Requirement – Produce an exact copy of all the records.

Supplied data –
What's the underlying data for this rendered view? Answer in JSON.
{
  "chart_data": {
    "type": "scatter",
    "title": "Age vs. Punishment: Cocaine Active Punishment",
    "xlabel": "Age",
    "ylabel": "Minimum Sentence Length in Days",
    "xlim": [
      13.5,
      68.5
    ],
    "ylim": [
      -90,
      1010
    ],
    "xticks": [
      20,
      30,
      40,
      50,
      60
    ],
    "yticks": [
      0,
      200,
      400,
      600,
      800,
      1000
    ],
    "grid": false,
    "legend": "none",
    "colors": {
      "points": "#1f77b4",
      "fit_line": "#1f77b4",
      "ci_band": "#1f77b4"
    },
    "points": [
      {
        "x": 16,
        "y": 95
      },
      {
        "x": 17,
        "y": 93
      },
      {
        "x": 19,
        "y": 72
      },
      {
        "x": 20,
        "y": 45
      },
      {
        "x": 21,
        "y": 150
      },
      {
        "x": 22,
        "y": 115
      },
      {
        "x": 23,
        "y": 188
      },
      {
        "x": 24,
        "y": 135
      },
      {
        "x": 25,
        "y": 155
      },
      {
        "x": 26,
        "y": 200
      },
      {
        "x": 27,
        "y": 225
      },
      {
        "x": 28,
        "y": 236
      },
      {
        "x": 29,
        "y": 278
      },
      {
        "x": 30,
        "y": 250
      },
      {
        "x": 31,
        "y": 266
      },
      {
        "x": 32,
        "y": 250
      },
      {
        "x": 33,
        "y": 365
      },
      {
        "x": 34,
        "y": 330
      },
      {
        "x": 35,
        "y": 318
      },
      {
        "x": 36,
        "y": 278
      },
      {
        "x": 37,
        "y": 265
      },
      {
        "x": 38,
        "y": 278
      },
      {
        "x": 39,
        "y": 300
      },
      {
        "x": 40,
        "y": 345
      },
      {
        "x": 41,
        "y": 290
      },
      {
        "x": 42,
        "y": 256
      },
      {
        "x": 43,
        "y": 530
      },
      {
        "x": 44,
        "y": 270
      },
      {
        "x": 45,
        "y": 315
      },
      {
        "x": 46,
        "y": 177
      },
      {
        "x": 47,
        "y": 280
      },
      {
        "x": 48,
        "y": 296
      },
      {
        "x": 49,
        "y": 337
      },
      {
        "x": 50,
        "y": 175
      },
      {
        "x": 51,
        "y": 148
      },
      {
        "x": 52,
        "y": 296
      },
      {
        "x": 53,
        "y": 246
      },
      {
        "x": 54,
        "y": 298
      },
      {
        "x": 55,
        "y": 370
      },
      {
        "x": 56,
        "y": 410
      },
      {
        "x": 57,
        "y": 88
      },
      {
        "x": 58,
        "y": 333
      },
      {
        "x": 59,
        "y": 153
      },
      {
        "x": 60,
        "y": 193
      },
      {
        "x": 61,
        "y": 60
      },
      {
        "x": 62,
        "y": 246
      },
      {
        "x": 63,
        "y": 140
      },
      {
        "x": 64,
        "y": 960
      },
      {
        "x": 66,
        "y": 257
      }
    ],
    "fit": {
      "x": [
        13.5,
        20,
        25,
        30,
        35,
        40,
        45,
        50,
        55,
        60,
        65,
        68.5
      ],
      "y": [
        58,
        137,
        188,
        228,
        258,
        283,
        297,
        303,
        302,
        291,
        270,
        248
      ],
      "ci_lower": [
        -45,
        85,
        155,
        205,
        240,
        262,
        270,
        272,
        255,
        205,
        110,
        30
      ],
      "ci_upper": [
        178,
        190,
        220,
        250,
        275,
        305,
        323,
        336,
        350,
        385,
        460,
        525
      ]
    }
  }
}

Solved exercise –
What's the underlying data for this rendered view? Answer in JSON.
{
  "chart_data": {
    "type": "scatter",
    "title": "Age vs. Punishment: Cocaine Active Punishment",
    "xlabel": "Age",
    "ylabel": "Minimum Sentence Length in Days",
    "xlim": [
      13.5,
      68.5
    ],
    "ylim": [
      -90,
      1010
    ],
    "xticks": [
      20,
      30,
      40,
      50,
      60
    ],
    "yticks": [
      0,
      200,
      400,
      600,
      800,
      1000
    ],
    "grid": false,
    "legend": "none",
    "colors": {
      "points": "#1f77b4",
      "fit_line": "#1f77b4",
      "ci_band": "#1f77b4"
    },
    "points": [
      {
        "x": 16,
        "y": 95
      },
      {
        "x": 17,
        "y": 93
      },
      {
        "x": 19,
        "y": 72
      },
      {
        "x": 20,
        "y": 45
      },
      {
        "x": 21,
        "y": 150
      },
      {
        "x": 22,
        "y": 115
      },
      {
        "x": 23,
        "y": 188
      },
      {
        "x": 24,
        "y": 135
      },
      {
        "x": 25,
        "y": 155
      },
      {
        "x": 26,
        "y": 200
      },
      {
        "x": 27,
        "y": 225
      },
      {
        "x": 28,
        "y": 236
      },
      {
        "x": 29,
        "y": 278
      },
      {
        "x": 30,
        "y": 250
      },
      {
        "x": 31,
        "y": 266
      },
      {
        "x": 32,
        "y": 250
      },
      {
        "x": 33,
        "y": 365
      },
      {
        "x": 34,
        "y": 330
      },
      {
        "x": 35,
        "y": 318
      },
      {
        "x": 36,
        "y": 278
      },
      {
        "x": 37,
        "y": 265
      },
      {
        "x": 38,
        "y": 278
      },
      {
        "x": 39,
        "y": 300
      },
      {
        "x": 40,
        "y": 345
      },
      {
        "x": 41,
        "y": 290
      },
      {
        "x": 42,
        "y": 256
      },
      {
        "x": 43,
        "y": 530
      },
      {
        "x": 44,
        "y": 270
      },
      {
        "x": 45,
        "y": 315
      },
      {
        "x": 46,
        "y": 177
      },
      {
        "x": 47,
        "y": 280
      },
      {
        "x": 48,
        "y": 296
      },
      {
        "x": 49,
        "y": 337
      },
      {
        "x": 50,
        "y": 175
      },
      {
        "x": 51,
        "y": 148
      },
      {
        "x": 52,
        "y": 296
      },
      {
        "x": 53,
        "y": 246
      },
      {
        "x": 54,
        "y": 298
      },
      {
        "x": 55,
        "y": 370
      },
      {
        "x": 56,
        "y": 410
      },
      {
        "x": 57,
        "y": 88
      },
      {
        "x": 58,
        "y": 333
      },
      {
        "x": 59,
        "y": 153
      },
      {
        "x": 60,
        "y": 193
      },
      {
        "x": 61,
        "y": 60
      },
      {
        "x": 62,
        "y": 246
      },
      {
        "x": 63,
        "y": 140
      },
      {
        "x": 64,
        "y": 960
      },
      {
        "x": 66,
        "y": 257
      }
    ],
    "fit": {
      "x": [
        13.5,
        20,
        25,
        30,
        35,
        40,
        45,
        50,
        55,
        60,
        65,
        68.5
      ],
      "y": [
        58,
        137,
        188,
        228,
        258,
        283,
        297,
        303,
        302,
        291,
        270,
        248
      ],
      "ci_lower": [
        -45,
        85,
        155,
        205,
        240,
        262,
        270,
        272,
        255,
        205,
        110,
        30
      ],
      "ci_upper": [
        178,
        190,
        220,
        250,
        275,
        305,
        323,
        336,
        350,
        385,
        460,
        525
      ]
    }
  }
}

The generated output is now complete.